### PROBLEM STATEMENT
The listing below is to be output in its exact form.

### MATERIAL TO PROCESS
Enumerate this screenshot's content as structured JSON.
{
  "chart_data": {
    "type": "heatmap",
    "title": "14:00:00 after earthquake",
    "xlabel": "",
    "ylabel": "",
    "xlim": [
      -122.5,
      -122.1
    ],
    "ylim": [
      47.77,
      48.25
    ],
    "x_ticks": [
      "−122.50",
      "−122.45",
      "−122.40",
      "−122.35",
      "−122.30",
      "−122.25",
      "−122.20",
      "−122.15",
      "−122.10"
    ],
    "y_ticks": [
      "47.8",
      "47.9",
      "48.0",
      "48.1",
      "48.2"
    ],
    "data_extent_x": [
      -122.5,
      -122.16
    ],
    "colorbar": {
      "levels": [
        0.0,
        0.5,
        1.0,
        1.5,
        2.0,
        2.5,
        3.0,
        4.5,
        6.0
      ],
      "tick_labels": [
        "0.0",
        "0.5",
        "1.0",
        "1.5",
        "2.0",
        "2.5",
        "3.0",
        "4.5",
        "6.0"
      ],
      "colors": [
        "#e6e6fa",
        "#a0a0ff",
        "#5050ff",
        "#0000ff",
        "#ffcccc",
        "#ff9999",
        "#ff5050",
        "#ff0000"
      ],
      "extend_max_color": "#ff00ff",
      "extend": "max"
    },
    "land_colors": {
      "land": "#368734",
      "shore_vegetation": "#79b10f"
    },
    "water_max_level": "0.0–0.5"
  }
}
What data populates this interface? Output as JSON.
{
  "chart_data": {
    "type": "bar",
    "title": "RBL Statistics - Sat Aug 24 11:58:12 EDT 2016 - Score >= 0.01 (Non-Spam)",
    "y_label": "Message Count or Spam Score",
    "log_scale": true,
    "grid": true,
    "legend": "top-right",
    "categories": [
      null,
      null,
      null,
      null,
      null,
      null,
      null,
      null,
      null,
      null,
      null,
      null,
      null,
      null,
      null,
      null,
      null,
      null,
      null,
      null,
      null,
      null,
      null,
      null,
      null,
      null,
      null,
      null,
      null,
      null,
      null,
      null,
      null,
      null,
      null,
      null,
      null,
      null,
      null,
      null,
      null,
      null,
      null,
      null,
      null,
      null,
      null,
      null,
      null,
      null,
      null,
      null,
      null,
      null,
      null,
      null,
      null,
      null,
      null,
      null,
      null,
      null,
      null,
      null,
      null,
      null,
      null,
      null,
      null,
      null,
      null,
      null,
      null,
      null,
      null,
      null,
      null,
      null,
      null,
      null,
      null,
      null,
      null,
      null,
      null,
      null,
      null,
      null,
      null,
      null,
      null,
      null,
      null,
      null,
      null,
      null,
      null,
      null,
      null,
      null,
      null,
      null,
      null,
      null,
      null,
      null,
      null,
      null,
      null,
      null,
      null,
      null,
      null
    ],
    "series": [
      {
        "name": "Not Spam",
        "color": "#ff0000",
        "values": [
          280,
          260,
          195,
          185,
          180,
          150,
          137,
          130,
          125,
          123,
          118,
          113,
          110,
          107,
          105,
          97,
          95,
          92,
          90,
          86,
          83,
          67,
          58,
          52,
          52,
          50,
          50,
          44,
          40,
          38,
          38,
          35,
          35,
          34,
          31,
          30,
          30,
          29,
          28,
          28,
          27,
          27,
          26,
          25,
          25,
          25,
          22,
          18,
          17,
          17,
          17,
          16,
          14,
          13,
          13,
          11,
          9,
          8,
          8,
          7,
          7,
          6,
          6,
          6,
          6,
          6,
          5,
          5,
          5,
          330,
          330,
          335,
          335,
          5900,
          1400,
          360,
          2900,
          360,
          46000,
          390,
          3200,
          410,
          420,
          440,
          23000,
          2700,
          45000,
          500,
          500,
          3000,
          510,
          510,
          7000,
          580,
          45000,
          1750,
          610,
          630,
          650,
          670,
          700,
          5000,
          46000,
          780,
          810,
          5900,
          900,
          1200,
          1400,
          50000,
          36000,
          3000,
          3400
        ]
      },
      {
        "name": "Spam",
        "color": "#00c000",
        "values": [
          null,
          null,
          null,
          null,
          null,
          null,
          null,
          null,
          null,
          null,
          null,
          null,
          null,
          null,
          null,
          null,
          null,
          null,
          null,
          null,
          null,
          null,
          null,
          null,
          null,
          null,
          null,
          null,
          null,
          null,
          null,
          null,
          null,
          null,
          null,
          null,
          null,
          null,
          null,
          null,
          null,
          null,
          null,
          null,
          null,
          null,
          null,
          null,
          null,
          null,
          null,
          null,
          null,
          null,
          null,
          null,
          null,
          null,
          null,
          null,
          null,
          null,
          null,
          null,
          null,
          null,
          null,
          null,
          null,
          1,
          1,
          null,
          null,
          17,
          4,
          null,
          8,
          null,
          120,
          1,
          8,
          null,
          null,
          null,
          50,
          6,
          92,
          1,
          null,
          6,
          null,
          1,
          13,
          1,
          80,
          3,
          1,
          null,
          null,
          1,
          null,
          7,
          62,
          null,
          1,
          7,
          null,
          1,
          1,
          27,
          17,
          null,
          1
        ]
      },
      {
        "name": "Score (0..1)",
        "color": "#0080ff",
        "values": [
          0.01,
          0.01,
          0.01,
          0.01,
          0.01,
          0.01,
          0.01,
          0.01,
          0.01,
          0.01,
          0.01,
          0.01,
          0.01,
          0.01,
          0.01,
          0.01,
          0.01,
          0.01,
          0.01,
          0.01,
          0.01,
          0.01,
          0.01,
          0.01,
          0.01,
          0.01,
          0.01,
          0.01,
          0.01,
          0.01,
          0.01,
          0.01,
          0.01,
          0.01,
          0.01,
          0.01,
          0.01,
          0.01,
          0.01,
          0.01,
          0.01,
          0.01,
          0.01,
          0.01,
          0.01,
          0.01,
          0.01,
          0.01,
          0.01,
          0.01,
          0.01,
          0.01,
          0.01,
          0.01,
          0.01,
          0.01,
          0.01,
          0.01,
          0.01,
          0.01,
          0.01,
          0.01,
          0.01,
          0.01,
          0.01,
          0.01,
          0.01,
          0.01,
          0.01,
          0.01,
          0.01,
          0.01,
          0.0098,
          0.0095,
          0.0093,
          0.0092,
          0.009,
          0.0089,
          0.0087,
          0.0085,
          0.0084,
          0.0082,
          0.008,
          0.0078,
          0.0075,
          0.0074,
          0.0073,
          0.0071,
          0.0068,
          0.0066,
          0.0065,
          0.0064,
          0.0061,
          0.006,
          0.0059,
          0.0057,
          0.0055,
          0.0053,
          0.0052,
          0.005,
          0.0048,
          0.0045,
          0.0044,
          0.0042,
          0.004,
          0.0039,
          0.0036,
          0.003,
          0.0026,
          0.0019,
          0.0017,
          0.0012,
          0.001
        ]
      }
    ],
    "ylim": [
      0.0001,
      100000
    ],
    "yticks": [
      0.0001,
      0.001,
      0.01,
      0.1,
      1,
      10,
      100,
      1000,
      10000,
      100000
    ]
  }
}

### THE COMPLETED TASK
Enumerate this screenshot's content as structured JSON.
{
  "chart_data": {
    "type": "heatmap",
    "title": "14:00:00 after earthquake",
    "xlabel": "",
    "ylabel": "",
    "xlim": [
      -122.5,
      -122.1
    ],
    "ylim": [
      47.77,
      48.25
    ],
    "x_ticks": [
      "−122.50",
      "−122.45",
      "−122.40",
      "−122.35",
      "−122.30",
      "−122.25",
      "−122.20",
      "−122.15",
      "−122.10"
    ],
    "y_ticks": [
      "47.8",
      "47.9",
      "48.0",
      "48.1",
      "48.2"
    ],
    "data_extent_x": [
      -122.5,
      -122.16
    ],
    "colorbar": {
      "levels": [
        0.0,
        0.5,
        1.0,
        1.5,
        2.0,
        2.5,
        3.0,
        4.5,
        6.0
      ],
      "tick_labels": [
        "0.0",
        "0.5",
        "1.0",
        "1.5",
        "2.0",
        "2.5",
        "3.0",
        "4.5",
        "6.0"
      ],
      "colors": [
        "#e6e6fa",
        "#a0a0ff",
        "#5050ff",
        "#0000ff",
        "#ffcccc",
        "#ff9999",
        "#ff5050",
        "#ff0000"
      ],
      "extend_max_color": "#ff00ff",
      "extend": "max"
    },
    "land_colors": {
      "land": "#368734",
      "shore_vegetation": "#79b10f"
    },
    "water_max_level": "0.0–0.5"
  }
}
What data populates this interface? Output as JSON.
{
  "chart_data": {
    "type": "bar",
    "title": "RBL Statistics - Sat Aug 24 11:58:12 EDT 2016 - Score >= 0.01 (Non-Spam)",
    "y_label": "Message Count or Spam Score",
    "log_scale": true,
    "grid": true,
    "legend": "top-right",
    "categories": [
      null,
      null,
      null,
      null,
      null,
      null,
      null,
      null,
      null,
      null,
      null,
      null,
      null,
      null,
      null,
      null,
      null,
      null,
      null,
      null,
      null,
      null,
      null,
      null,
      null,
      null,
      null,
      null,
      null,
      null,
      null,
      null,
      null,
      null,
      null,
      null,
      null,
      null,
      null,
      null,
      null,
      null,
      null,
      null,
      null,
      null,
      null,
      null,
      null,
      null,
      null,
      null,
      null,
      null,
      null,
      null,
      null,
      null,
      null,
      null,
      null,
      null,
      null,
      null,
      null,
      null,
      null,
      null,
      null,
      null,
      null,
      null,
      null,
      null,
      null,
      null,
      null,
      null,
      null,
      null,
      null,
      null,
      null,
      null,
      null,
      null,
      null,
      null,
      null,
      null,
      null,
      null,
      null,
      null,
      null,
      null,
      null,
      null,
      null,
      null,
      null,
      null,
      null,
      null,
      null,
      null,
      null,
      null,
      null,
      null,
      null,
      null,
      null
    ],
    "series": [
      {
        "name": "Not Spam",
        "color": "#ff0000",
        "values": [
          280,
          260,
          195,
          185,
          180,
          150,
          137,
          130,
          125,
          123,
          118,
          113,
          110,
          107,
          105,
          97,
          95,
          92,
          90,
          86,
          83,
          67,
          58,
          52,
          52,
          50,
          50,
          44,
          40,
          38,
          38,
          35,
          35,
          34,
          31,
          30,
          30,
          29,
          28,
          28,
          27,
          27,
          26,
          25,
          25,
          25,
          22,
          18,
          17,
          17,
          17,
          16,
          14,
          13,
          13,
          11,
          9,
          8,
          8,
          7,
          7,
          6,
          6,
          6,
          6,
          6,
          5,
          5,
          5,
          330,
          330,
          335,
          335,
          5900,
          1400,
          360,
          2900,
          360,
          46000,
          390,
          3200,
          410,
          420,
          440,
          23000,
          2700,
          45000,
          500,
          500,
          3000,
          510,
          510,
          7000,
          580,
          45000,
          1750,
          610,
          630,
          650,
          670,
          700,
          5000,
          46000,
          780,
          810,
          5900,
          900,
          1200,
          1400,
          50000,
          36000,
          3000,
          3400
        ]
      },
      {
        "name": "Spam",
        "color": "#00c000",
        "values": [
          null,
          null,
          null,
          null,
          null,
          null,
          null,
          null,
          null,
          null,
          null,
          null,
          null,
          null,
          null,
          null,
          null,
          null,
          null,
          null,
          null,
          null,
          null,
          null,
          null,
          null,
          null,
          null,
          null,
          null,
          null,
          null,
          null,
          null,
          null,
          null,
          null,
          null,
          null,
          null,
          null,
          null,
          null,
          null,
          null,
          null,
          null,
          null,
          null,
          null,
          null,
          null,
          null,
          null,
          null,
          null,
          null,
          null,
          null,
          null,
          null,
          null,
          null,
          null,
          null,
          null,
          null,
          null,
          null,
          1,
          1,
          null,
          null,
          17,
          4,
          null,
          8,
          null,
          120,
          1,
          8,
          null,
          null,
          null,
          50,
          6,
          92,
          1,
          null,
          6,
          null,
          1,
          13,
          1,
          80,
          3,
          1,
          null,
          null,
          1,
          null,
          7,
          62,
          null,
          1,
          7,
          null,
          1,
          1,
          27,
          17,
          null,
          1
        ]
      },
      {
        "name": "Score (0..1)",
        "color": "#0080ff",
        "values": [
          0.01,
          0.01,
          0.01,
          0.01,
          0.01,
          0.01,
          0.01,
          0.01,
          0.01,
          0.01,
          0.01,
          0.01,
          0.01,
          0.01,
          0.01,
          0.01,
          0.01,
          0.01,
          0.01,
          0.01,
          0.01,
          0.01,
          0.01,
          0.01,
          0.01,
          0.01,
          0.01,
          0.01,
          0.01,
          0.01,
          0.01,
          0.01,
          0.01,
          0.01,
          0.01,
          0.01,
          0.01,
          0.01,
          0.01,
          0.01,
          0.01,
          0.01,
          0.01,
          0.01,
          0.01,
          0.01,
          0.01,
          0.01,
          0.01,
          0.01,
          0.01,
          0.01,
          0.01,
          0.01,
          0.01,
          0.01,
          0.01,
          0.01,
          0.01,
          0.01,
          0.01,
          0.01,
          0.01,
          0.01,
          0.01,
          0.01,
          0.01,
          0.01,
          0.01,
          0.01,
          0.01,
          0.01,
          0.0098,
          0.0095,
          0.0093,
          0.0092,
          0.009,
          0.0089,
          0.0087,
          0.0085,
          0.0084,
          0.0082,
          0.008,
          0.0078,
          0.0075,
          0.0074,
          0.0073,
          0.0071,
          0.0068,
          0.0066,
          0.0065,
          0.0064,
          0.0061,
          0.006,
          0.0059,
          0.0057,
          0.0055,
          0.0053,
          0.0052,
          0.005,
          0.0048,
          0.0045,
          0.0044,
          0.0042,
          0.004,
          0.0039,
          0.0036,
          0.003,
          0.0026,
          0.0019,
          0.0017,
          0.0012,
          0.001
        ]
      }
    ],
    "ylim": [
      0.0001,
      100000
    ],
    "yticks": [
      0.0001,
      0.001,
      0.01,
      0.1,
      1,
      10,
      100,
      1000,
      10000,
      100000
    ]
  }
}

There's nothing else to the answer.